Can you transcribe each of the following lines character for character, leaving nothing out?

— Begin DATASET RECORDS —

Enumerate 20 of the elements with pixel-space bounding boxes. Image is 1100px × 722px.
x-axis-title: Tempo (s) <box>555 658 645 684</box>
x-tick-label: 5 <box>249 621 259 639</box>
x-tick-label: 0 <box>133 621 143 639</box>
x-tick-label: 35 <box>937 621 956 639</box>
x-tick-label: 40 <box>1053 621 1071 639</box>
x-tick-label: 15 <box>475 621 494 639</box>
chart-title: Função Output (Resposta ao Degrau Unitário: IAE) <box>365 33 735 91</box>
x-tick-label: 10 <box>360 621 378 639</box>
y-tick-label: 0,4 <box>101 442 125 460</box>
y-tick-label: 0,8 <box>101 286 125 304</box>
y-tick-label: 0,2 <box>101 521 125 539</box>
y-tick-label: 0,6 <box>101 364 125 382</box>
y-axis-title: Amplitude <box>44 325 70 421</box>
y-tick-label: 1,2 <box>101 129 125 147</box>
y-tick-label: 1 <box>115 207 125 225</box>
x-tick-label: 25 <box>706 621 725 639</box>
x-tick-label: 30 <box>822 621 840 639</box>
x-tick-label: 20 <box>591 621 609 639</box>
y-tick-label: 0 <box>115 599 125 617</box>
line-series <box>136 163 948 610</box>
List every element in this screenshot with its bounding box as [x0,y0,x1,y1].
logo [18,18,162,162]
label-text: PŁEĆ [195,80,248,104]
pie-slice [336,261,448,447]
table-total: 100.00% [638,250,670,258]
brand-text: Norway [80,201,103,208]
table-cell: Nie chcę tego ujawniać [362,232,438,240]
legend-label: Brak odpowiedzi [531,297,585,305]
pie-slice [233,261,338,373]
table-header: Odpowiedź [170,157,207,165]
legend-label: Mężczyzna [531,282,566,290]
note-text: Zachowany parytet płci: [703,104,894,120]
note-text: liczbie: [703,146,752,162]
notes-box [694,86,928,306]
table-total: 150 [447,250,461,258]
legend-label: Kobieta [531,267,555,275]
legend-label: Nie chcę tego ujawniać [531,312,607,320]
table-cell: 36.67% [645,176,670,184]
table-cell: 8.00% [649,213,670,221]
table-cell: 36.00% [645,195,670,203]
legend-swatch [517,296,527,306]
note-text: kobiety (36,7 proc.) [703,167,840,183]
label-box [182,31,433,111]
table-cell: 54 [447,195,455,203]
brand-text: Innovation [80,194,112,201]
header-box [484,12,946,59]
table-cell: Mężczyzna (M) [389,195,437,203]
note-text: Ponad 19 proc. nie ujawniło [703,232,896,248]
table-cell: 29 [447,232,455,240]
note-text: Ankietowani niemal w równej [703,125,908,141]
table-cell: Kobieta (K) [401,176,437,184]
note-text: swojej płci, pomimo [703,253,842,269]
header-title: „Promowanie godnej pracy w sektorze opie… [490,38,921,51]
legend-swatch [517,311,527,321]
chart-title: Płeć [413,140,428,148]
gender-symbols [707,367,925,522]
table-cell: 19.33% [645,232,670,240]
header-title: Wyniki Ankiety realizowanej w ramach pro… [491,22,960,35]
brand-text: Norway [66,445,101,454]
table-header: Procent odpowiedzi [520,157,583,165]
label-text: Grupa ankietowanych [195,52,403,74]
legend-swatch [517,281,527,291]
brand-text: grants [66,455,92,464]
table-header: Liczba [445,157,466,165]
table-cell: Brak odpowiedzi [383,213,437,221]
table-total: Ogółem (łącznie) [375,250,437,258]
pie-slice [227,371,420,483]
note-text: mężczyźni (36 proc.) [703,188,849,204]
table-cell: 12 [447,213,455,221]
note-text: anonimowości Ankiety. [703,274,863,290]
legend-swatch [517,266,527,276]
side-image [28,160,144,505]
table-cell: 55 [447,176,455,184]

— End DATASET RECORDS —

OUTPUT OF THE EXERCISE:
Enumerate 20 of the elements with pixel-space bounding boxes. Image is 1100px × 722px.
x-axis-title: Tempo (s) <box>555 658 645 684</box>
x-tick-label: 5 <box>249 621 259 639</box>
x-tick-label: 0 <box>133 621 143 639</box>
x-tick-label: 35 <box>937 621 956 639</box>
x-tick-label: 40 <box>1053 621 1071 639</box>
x-tick-label: 15 <box>475 621 494 639</box>
chart-title: Função Output (Resposta ao Degrau Unitário: IAE) <box>365 33 735 91</box>
x-tick-label: 10 <box>360 621 378 639</box>
y-tick-label: 0,4 <box>101 442 125 460</box>
y-tick-label: 0,8 <box>101 286 125 304</box>
y-tick-label: 0,2 <box>101 521 125 539</box>
y-tick-label: 0,6 <box>101 364 125 382</box>
y-axis-title: Amplitude <box>44 325 70 421</box>
y-tick-label: 1,2 <box>101 129 125 147</box>
y-tick-label: 1 <box>115 207 125 225</box>
x-tick-label: 25 <box>706 621 725 639</box>
x-tick-label: 30 <box>822 621 840 639</box>
x-tick-label: 20 <box>591 621 609 639</box>
y-tick-label: 0 <box>115 599 125 617</box>
line-series <box>136 163 948 610</box>
List every element in this screenshot with its bounding box as [x0,y0,x1,y1].
logo [18,18,162,162]
label-text: PŁEĆ [195,80,248,104]
pie-slice [336,261,448,447]
table-total: 100.00% [638,250,670,258]
brand-text: Norway [80,201,103,208]
table-cell: Nie chcę tego ujawniać [362,232,438,240]
legend-label: Brak odpowiedzi [531,297,585,305]
pie-slice [233,261,338,373]
table-header: Odpowiedź [170,157,207,165]
legend-label: Mężczyzna [531,282,566,290]
note-text: Zachowany parytet płci: [703,104,894,120]
note-text: liczbie: [703,146,752,162]
notes-box [694,86,928,306]
table-total: 150 [447,250,461,258]
legend-label: Kobieta [531,267,555,275]
legend-label: Nie chcę tego ujawniać [531,312,607,320]
table-cell: 36.67% [645,176,670,184]
table-cell: 8.00% [649,213,670,221]
table-cell: 36.00% [645,195,670,203]
legend-swatch [517,296,527,306]
note-text: kobiety (36,7 proc.) [703,167,840,183]
label-box [182,31,433,111]
table-cell: 54 [447,195,455,203]
brand-text: Innovation [80,194,112,201]
header-box [484,12,946,59]
table-cell: Mężczyzna (M) [389,195,437,203]
note-text: Ponad 19 proc. nie ujawniło [703,232,896,248]
table-cell: 29 [447,232,455,240]
note-text: Ankietowani niemal w równej [703,125,908,141]
table-cell: Kobieta (K) [401,176,437,184]
note-text: swojej płci, pomimo [703,253,842,269]
header-title: „Promowanie godnej pracy w sektorze opie… [490,38,921,51]
legend-swatch [517,311,527,321]
chart-title: Płeć [413,140,428,148]
gender-symbols [707,367,925,522]
table-cell: 19.33% [645,232,670,240]
header-title: Wyniki Ankiety realizowanej w ramach pro… [491,22,960,35]
brand-text: Norway [66,445,101,454]
table-header: Procent odpowiedzi [520,157,583,165]
label-text: Grupa ankietowanych [195,52,403,74]
legend-swatch [517,281,527,291]
brand-text: grants [66,455,92,464]
table-header: Liczba [445,157,466,165]
table-cell: Brak odpowiedzi [383,213,437,221]
table-total: Ogółem (łącznie) [375,250,437,258]
pie-slice [227,371,420,483]
note-text: mężczyźni (36 proc.) [703,188,849,204]
table-cell: 12 [447,213,455,221]
note-text: anonimowości Ankiety. [703,274,863,290]
legend-swatch [517,266,527,276]
side-image [28,160,144,505]
table-cell: 55 [447,176,455,184]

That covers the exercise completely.